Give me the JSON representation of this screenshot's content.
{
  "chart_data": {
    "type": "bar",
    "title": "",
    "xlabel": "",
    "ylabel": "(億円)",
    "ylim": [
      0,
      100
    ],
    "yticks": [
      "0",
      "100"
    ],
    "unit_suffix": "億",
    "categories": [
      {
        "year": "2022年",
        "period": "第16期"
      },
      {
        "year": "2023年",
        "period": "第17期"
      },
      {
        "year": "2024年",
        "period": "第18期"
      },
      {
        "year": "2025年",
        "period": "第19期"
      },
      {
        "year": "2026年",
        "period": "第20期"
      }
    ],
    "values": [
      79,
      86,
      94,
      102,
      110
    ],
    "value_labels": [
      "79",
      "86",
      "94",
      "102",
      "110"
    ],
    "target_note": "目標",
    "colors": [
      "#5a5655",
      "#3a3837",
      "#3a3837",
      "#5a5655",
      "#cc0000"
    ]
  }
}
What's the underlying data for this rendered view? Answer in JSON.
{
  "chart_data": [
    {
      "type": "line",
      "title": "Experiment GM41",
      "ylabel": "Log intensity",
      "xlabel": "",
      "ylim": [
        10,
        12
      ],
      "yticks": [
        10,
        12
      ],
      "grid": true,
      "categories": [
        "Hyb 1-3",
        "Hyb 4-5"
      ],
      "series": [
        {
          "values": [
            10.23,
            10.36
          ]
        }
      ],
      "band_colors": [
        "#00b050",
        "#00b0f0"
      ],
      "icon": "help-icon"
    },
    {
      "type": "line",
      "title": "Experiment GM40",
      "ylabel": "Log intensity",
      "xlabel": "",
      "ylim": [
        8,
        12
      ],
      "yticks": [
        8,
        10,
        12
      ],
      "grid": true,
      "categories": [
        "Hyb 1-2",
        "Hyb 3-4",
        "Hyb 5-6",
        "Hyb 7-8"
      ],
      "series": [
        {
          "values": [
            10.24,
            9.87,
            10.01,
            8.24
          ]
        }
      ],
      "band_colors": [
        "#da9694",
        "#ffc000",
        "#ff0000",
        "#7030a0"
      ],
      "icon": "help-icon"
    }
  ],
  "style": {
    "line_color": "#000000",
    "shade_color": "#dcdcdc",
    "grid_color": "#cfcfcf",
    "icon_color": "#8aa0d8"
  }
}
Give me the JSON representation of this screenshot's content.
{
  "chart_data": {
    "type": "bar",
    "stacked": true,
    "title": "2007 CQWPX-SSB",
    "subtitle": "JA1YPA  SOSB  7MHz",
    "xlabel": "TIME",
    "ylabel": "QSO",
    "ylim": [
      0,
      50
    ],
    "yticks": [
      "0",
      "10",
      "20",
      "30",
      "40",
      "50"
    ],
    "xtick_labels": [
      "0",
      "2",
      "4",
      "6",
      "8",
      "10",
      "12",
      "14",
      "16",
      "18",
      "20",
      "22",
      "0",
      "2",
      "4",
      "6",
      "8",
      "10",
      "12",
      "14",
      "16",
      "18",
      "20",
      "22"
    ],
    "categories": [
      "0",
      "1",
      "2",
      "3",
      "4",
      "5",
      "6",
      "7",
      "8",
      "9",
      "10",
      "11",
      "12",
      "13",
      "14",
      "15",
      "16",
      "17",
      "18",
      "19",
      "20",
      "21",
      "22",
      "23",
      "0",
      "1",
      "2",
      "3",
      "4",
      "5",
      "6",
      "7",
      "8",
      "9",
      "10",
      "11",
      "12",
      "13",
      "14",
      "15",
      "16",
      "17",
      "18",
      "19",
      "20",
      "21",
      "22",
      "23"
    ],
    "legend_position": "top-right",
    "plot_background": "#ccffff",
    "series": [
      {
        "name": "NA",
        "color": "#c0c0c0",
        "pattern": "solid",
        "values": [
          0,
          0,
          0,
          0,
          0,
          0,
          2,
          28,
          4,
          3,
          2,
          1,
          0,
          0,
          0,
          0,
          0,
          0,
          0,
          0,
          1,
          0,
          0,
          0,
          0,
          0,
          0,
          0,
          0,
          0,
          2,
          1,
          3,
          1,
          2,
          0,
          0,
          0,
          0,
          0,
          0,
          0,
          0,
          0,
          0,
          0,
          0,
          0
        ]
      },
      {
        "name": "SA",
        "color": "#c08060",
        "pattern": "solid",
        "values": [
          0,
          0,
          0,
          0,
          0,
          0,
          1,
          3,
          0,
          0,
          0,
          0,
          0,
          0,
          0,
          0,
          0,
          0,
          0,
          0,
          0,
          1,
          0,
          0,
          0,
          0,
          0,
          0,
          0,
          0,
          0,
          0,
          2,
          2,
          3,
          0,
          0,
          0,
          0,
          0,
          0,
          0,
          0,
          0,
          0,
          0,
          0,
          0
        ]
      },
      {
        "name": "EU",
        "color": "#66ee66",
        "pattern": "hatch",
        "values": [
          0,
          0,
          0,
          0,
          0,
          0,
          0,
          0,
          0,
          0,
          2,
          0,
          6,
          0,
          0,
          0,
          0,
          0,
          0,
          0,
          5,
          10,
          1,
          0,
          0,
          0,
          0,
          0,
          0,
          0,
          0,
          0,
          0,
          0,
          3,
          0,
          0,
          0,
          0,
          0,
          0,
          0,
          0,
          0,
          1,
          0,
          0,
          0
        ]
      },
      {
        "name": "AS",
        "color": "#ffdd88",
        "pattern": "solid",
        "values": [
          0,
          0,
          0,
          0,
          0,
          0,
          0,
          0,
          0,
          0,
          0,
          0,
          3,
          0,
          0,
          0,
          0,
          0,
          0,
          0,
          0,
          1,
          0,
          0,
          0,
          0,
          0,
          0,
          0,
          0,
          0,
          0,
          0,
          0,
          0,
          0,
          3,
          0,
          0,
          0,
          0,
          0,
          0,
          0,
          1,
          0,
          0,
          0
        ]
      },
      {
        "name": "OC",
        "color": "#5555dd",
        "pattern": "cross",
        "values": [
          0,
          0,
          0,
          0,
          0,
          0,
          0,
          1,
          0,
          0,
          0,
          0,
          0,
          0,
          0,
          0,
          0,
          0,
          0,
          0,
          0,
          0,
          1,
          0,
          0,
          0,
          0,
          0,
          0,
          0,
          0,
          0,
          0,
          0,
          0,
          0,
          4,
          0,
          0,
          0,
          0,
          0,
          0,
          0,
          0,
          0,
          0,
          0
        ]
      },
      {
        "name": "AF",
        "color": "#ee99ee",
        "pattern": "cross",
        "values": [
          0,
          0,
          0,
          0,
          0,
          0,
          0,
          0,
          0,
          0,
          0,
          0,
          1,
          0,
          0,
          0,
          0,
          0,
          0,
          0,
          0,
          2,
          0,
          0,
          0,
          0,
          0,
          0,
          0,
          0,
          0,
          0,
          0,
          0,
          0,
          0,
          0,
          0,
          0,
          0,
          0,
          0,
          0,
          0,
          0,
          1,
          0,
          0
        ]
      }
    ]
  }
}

## To be done
Every line of the listing that holds "year" should be found and copied.

## Response for this exercise
        "year": "2022年",
        "year": "2023年",
        "year": "2024年",
        "year": "2025年",
        "year": "2026年",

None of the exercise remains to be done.